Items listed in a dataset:
* * *

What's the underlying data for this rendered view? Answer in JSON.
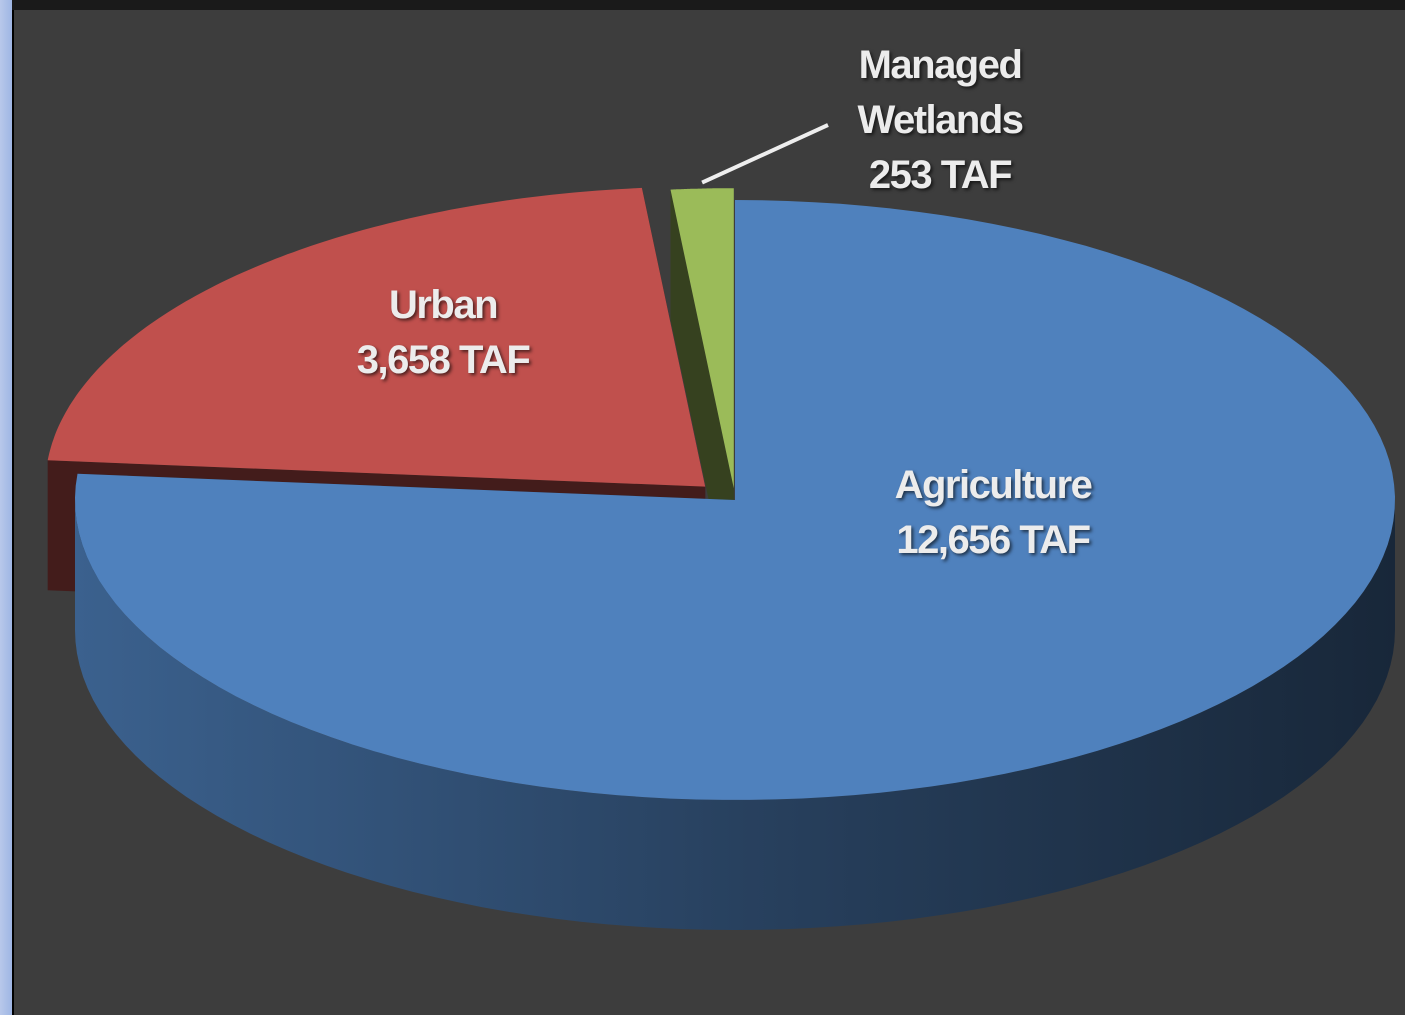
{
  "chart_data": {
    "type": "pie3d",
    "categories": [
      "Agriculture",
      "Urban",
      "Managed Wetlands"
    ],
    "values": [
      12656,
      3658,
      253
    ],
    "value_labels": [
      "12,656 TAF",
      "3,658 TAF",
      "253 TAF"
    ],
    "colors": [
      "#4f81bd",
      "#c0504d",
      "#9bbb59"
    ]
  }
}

* * *

Task brief: Omit every picture, and otherwise quote the entries exactly.

Correct output:
What's the underlying data for this rendered view? Answer in JSON.
{
  "chart_data": {
    "type": "pie3d",
    "categories": [
      "Agriculture",
      "Urban",
      "Managed Wetlands"
    ],
    "values": [
      12656,
      3658,
      253
    ],
    "value_labels": [
      "12,656 TAF",
      "3,658 TAF",
      "253 TAF"
    ],
    "colors": [
      "#4f81bd",
      "#c0504d",
      "#9bbb59"
    ]
  }
}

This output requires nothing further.